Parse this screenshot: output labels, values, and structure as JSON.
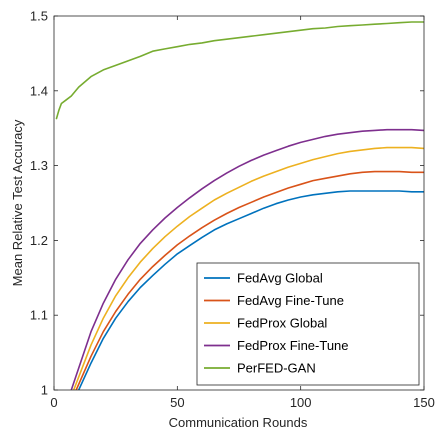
{
  "chart_data": {
    "type": "line",
    "title": "",
    "xlabel": "Communication Rounds",
    "ylabel": "Mean Relative Test Accuracy",
    "xlim": [
      0,
      150
    ],
    "ylim": [
      1.0,
      1.5
    ],
    "xticks": [
      0,
      50,
      100,
      150
    ],
    "yticks": [
      1,
      1.1,
      1.2,
      1.3,
      1.4,
      1.5
    ],
    "xtick_labels": [
      "0",
      "50",
      "100",
      "150"
    ],
    "ytick_labels": [
      "1",
      "1.1",
      "1.2",
      "1.3",
      "1.4",
      "1.5"
    ],
    "grid": false,
    "legend_position": "lower-right",
    "series": [
      {
        "name": "FedAvg Global",
        "color": "#0072BD",
        "x": [
          10,
          15,
          20,
          25,
          30,
          35,
          40,
          45,
          50,
          55,
          60,
          65,
          70,
          75,
          80,
          85,
          90,
          95,
          100,
          105,
          110,
          115,
          120,
          125,
          130,
          135,
          140,
          145,
          150
        ],
        "y": [
          1.0,
          1.036,
          1.069,
          1.096,
          1.118,
          1.137,
          1.153,
          1.168,
          1.182,
          1.193,
          1.204,
          1.214,
          1.222,
          1.229,
          1.236,
          1.243,
          1.249,
          1.254,
          1.258,
          1.261,
          1.263,
          1.265,
          1.266,
          1.266,
          1.266,
          1.266,
          1.266,
          1.265,
          1.265
        ]
      },
      {
        "name": "FedAvg Fine-Tune",
        "color": "#D95319",
        "x": [
          9,
          15,
          20,
          25,
          30,
          35,
          40,
          45,
          50,
          55,
          60,
          65,
          70,
          75,
          80,
          85,
          90,
          95,
          100,
          105,
          110,
          115,
          120,
          125,
          130,
          135,
          140,
          145,
          150
        ],
        "y": [
          1.0,
          1.045,
          1.078,
          1.105,
          1.128,
          1.148,
          1.165,
          1.18,
          1.194,
          1.206,
          1.217,
          1.227,
          1.236,
          1.244,
          1.251,
          1.258,
          1.264,
          1.27,
          1.275,
          1.28,
          1.283,
          1.286,
          1.289,
          1.291,
          1.292,
          1.292,
          1.292,
          1.291,
          1.291
        ]
      },
      {
        "name": "FedProx Global",
        "color": "#EDB120",
        "x": [
          8,
          15,
          20,
          25,
          30,
          35,
          40,
          45,
          50,
          55,
          60,
          65,
          70,
          75,
          80,
          85,
          90,
          95,
          100,
          105,
          110,
          115,
          120,
          125,
          130,
          135,
          140,
          145,
          150
        ],
        "y": [
          1.0,
          1.06,
          1.096,
          1.126,
          1.15,
          1.171,
          1.189,
          1.205,
          1.219,
          1.232,
          1.243,
          1.254,
          1.263,
          1.271,
          1.279,
          1.286,
          1.292,
          1.298,
          1.303,
          1.308,
          1.312,
          1.316,
          1.319,
          1.321,
          1.323,
          1.324,
          1.324,
          1.324,
          1.323
        ]
      },
      {
        "name": "FedProx Fine-Tune",
        "color": "#7E2F8E",
        "x": [
          7,
          15,
          20,
          25,
          30,
          35,
          40,
          45,
          50,
          55,
          60,
          65,
          70,
          75,
          80,
          85,
          90,
          95,
          100,
          105,
          110,
          115,
          120,
          125,
          130,
          135,
          140,
          145,
          150
        ],
        "y": [
          1.0,
          1.078,
          1.116,
          1.148,
          1.174,
          1.196,
          1.214,
          1.23,
          1.244,
          1.257,
          1.269,
          1.28,
          1.29,
          1.299,
          1.307,
          1.314,
          1.32,
          1.326,
          1.331,
          1.335,
          1.339,
          1.342,
          1.344,
          1.346,
          1.347,
          1.348,
          1.348,
          1.348,
          1.347
        ]
      },
      {
        "name": "PerFED-GAN",
        "color": "#77AC30",
        "x": [
          1,
          2,
          3,
          5,
          7,
          10,
          15,
          20,
          25,
          30,
          35,
          40,
          45,
          50,
          55,
          60,
          65,
          70,
          75,
          80,
          85,
          90,
          95,
          100,
          105,
          110,
          115,
          120,
          125,
          130,
          135,
          140,
          145,
          150
        ],
        "y": [
          1.363,
          1.374,
          1.383,
          1.388,
          1.393,
          1.405,
          1.419,
          1.428,
          1.434,
          1.44,
          1.446,
          1.453,
          1.456,
          1.459,
          1.462,
          1.464,
          1.467,
          1.469,
          1.471,
          1.473,
          1.475,
          1.477,
          1.479,
          1.481,
          1.483,
          1.484,
          1.486,
          1.487,
          1.488,
          1.489,
          1.49,
          1.491,
          1.492,
          1.492
        ]
      }
    ]
  }
}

* **Required work**:
Out of the material above, gather each line where "name" appears.

* **Solution to the exercise**:
        "name": "FedAvg Global",
        "name": "FedAvg Fine-Tune",
        "name": "FedProx Global",
        "name": "FedProx Fine-Tune",
        "name": "PerFED-GAN",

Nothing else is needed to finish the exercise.